* [Written instruction]:
Print exactly, and only, the lines running from the line containing "Output the text content of this document." through the end of the records below.

(Records from a dataset)
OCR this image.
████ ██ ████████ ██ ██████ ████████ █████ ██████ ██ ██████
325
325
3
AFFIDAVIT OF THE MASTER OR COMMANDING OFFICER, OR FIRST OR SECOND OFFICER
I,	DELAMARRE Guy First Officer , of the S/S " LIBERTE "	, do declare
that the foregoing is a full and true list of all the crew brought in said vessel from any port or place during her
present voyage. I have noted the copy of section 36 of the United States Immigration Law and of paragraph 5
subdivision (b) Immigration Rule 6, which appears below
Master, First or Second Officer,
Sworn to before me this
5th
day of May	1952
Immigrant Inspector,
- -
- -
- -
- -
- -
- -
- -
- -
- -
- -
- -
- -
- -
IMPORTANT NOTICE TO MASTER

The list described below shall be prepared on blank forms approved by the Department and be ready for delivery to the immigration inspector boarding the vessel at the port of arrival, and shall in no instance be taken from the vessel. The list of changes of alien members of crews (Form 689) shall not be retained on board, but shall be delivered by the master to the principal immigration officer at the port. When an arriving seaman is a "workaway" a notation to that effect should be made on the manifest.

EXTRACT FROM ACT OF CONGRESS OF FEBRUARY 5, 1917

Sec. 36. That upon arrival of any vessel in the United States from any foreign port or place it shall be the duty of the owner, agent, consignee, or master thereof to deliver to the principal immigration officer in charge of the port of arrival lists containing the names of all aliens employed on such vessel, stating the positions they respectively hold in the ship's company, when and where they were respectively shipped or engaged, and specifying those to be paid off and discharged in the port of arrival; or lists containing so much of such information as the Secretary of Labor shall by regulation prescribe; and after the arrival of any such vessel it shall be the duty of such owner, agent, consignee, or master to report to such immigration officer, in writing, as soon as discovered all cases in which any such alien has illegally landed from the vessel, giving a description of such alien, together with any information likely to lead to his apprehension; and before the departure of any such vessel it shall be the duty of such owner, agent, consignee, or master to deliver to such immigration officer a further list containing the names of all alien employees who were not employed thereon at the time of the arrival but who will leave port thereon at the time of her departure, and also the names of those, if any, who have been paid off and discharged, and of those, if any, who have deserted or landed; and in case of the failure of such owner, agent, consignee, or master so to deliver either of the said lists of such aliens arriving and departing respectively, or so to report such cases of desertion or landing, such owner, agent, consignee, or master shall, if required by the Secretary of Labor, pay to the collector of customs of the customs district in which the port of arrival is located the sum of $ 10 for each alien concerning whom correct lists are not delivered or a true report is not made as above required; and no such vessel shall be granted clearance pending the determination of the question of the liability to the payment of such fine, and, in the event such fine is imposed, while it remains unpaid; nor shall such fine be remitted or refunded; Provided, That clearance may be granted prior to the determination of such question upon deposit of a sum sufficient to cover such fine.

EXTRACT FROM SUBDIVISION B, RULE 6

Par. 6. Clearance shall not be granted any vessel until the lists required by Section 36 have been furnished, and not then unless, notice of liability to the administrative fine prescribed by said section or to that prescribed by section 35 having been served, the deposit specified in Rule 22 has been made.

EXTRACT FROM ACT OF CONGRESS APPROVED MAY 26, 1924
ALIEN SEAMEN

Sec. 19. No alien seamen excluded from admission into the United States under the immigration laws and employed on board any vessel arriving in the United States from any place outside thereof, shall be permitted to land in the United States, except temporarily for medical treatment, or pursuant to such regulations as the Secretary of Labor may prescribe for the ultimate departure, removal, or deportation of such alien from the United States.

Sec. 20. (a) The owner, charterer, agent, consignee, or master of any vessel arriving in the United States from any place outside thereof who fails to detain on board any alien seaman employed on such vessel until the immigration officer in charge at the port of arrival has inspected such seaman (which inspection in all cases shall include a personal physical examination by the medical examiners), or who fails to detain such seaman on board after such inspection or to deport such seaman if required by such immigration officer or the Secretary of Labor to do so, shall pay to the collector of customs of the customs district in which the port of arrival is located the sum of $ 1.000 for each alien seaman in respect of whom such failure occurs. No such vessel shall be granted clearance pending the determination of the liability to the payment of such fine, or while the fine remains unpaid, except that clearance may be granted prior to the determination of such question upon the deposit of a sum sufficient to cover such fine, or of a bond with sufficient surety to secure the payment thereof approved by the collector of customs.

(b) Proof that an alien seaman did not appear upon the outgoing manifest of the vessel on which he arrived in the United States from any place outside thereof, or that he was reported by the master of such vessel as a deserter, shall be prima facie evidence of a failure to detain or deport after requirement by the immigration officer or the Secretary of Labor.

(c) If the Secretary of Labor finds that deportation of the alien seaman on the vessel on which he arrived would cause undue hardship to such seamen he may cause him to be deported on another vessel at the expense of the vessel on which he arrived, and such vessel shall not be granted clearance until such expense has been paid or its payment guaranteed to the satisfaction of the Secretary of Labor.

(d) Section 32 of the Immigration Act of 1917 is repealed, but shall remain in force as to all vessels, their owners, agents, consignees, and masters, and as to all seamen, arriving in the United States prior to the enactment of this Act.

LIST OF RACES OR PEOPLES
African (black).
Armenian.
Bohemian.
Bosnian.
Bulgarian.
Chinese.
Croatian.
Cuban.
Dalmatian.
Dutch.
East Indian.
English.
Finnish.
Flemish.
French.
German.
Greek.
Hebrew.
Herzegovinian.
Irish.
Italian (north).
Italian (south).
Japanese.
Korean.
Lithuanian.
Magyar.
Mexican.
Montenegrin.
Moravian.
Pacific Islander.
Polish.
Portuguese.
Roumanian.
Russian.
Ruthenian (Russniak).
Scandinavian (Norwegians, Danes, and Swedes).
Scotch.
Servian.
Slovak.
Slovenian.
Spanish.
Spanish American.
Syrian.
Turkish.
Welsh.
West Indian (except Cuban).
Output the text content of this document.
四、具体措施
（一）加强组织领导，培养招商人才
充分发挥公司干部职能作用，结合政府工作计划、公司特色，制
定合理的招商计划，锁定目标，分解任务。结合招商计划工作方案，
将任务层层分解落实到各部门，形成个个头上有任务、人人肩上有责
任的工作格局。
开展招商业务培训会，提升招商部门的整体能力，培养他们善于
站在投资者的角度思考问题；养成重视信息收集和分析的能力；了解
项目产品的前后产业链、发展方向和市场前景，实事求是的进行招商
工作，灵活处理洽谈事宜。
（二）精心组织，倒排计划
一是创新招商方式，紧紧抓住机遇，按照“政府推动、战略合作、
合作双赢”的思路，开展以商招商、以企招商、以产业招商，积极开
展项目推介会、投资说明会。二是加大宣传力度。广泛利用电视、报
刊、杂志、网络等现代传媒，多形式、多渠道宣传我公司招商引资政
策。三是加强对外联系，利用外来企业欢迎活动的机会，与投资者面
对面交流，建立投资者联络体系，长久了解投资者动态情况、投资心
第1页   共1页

* [The result]:
Output the text content of this document.
四、具体措施
（一）加强组织领导，培养招商人才
充分发挥公司干部职能作用，结合政府工作计划、公司特色，制
定合理的招商计划，锁定目标，分解任务。结合招商计划工作方案，
将任务层层分解落实到各部门，形成个个头上有任务、人人肩上有责
任的工作格局。
开展招商业务培训会，提升招商部门的整体能力，培养他们善于
站在投资者的角度思考问题；养成重视信息收集和分析的能力；了解
项目产品的前后产业链、发展方向和市场前景，实事求是的进行招商
工作，灵活处理洽谈事宜。
（二）精心组织，倒排计划
一是创新招商方式，紧紧抓住机遇，按照“政府推动、战略合作、
合作双赢”的思路，开展以商招商、以企招商、以产业招商，积极开
展项目推介会、投资说明会。二是加大宣传力度。广泛利用电视、报
刊、杂志、网络等现代传媒，多形式、多渠道宣传我公司招商引资政
策。三是加强对外联系，利用外来企业欢迎活动的机会，与投资者面
对面交流，建立投资者联络体系，长久了解投资者动态情况、投资心
第1页   共1页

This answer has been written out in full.